Written problem: Only lines holding the string "Figuren" are wanted; copy each one from the material.
·····
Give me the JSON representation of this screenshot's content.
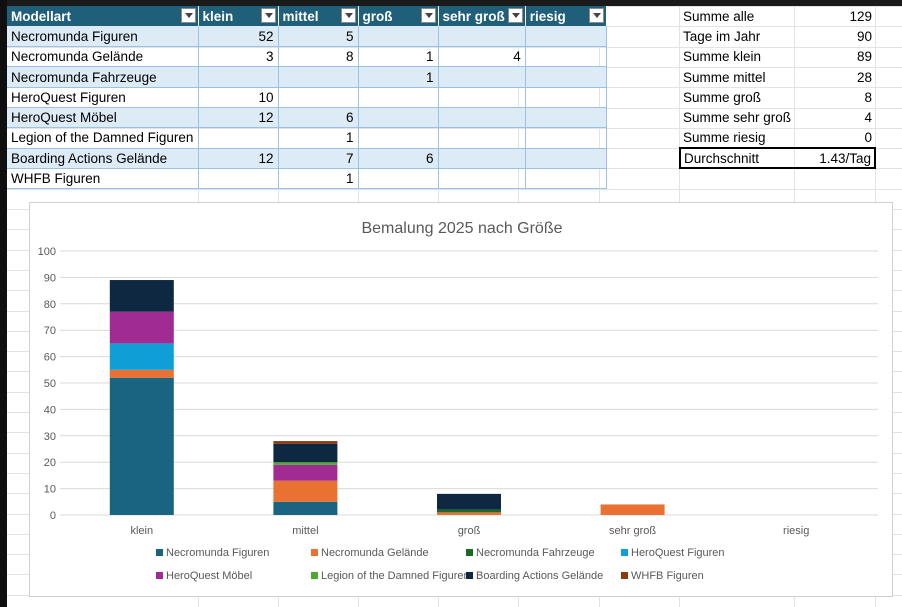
{
  "table": {
    "headers": [
      "Modellart",
      "klein",
      "mittel",
      "groß",
      "sehr groß",
      "riesig"
    ],
    "rows": [
      [
        "Necromunda Figuren",
        "52",
        "5",
        "",
        "",
        ""
      ],
      [
        "Necromunda Gelände",
        "3",
        "8",
        "1",
        "4",
        ""
      ],
      [
        "Necromunda Fahrzeuge",
        "",
        "",
        "1",
        "",
        ""
      ],
      [
        "HeroQuest Figuren",
        "10",
        "",
        "",
        "",
        ""
      ],
      [
        "HeroQuest Möbel",
        "12",
        "6",
        "",
        "",
        ""
      ],
      [
        "Legion of the Damned Figuren",
        "",
        "1",
        "",
        "",
        ""
      ],
      [
        "Boarding Actions Gelände",
        "12",
        "7",
        "6",
        "",
        ""
      ],
      [
        "WHFB Figuren",
        "",
        "1",
        "",
        "",
        ""
      ]
    ]
  },
  "summary": [
    {
      "label": "Summe alle",
      "value": "129"
    },
    {
      "label": "Tage im Jahr",
      "value": "90"
    },
    {
      "label": "Summe klein",
      "value": "89"
    },
    {
      "label": "Summe mittel",
      "value": "28"
    },
    {
      "label": "Summe groß",
      "value": "8"
    },
    {
      "label": "Summe sehr groß",
      "value": "4"
    },
    {
      "label": "Summe riesig",
      "value": "0"
    },
    {
      "label": "Durchschnitt",
      "value": "1.43/Tag"
    }
  ],
  "colors": {
    "header_bg": "#1f5f7a",
    "band_bg": "#ddebf7",
    "series": [
      "#1a6482",
      "#e97132",
      "#196b24",
      "#0f9ed5",
      "#a02b93",
      "#4ea72e",
      "#0e2841",
      "#8c3a0e"
    ]
  },
  "chart_data": {
    "type": "bar",
    "stacked": true,
    "title": "Bemalung 2025 nach Größe",
    "categories": [
      "klein",
      "mittel",
      "groß",
      "sehr groß",
      "riesig"
    ],
    "ylim": [
      0,
      100
    ],
    "yticks": [
      "0",
      "10",
      "20",
      "30",
      "40",
      "50",
      "60",
      "70",
      "80",
      "90",
      "100"
    ],
    "grid": true,
    "legend_position": "bottom",
    "series": [
      {
        "name": "Necromunda Figuren",
        "values": [
          52,
          5,
          0,
          0,
          0
        ]
      },
      {
        "name": "Necromunda Gelände",
        "values": [
          3,
          8,
          1,
          4,
          0
        ]
      },
      {
        "name": "Necromunda Fahrzeuge",
        "values": [
          0,
          0,
          1,
          0,
          0
        ]
      },
      {
        "name": "HeroQuest Figuren",
        "values": [
          10,
          0,
          0,
          0,
          0
        ]
      },
      {
        "name": "HeroQuest Möbel",
        "values": [
          12,
          6,
          0,
          0,
          0
        ]
      },
      {
        "name": "Legion of the Damned Figuren",
        "values": [
          0,
          1,
          0,
          0,
          0
        ]
      },
      {
        "name": "Boarding Actions Gelände",
        "values": [
          12,
          7,
          6,
          0,
          0
        ]
      },
      {
        "name": "WHFB Figuren",
        "values": [
          0,
          1,
          0,
          0,
          0
        ]
      }
    ]
  }
}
·····
Exercise solution:
        "Necromunda Figuren",
        "HeroQuest Figuren",
        "Legion of the Damned Figuren",
        "WHFB Figuren",
        "name": "Necromunda Figuren",
        "name": "HeroQuest Figuren",
        "name": "Legion of the Damned Figuren",
        "name": "WHFB Figuren",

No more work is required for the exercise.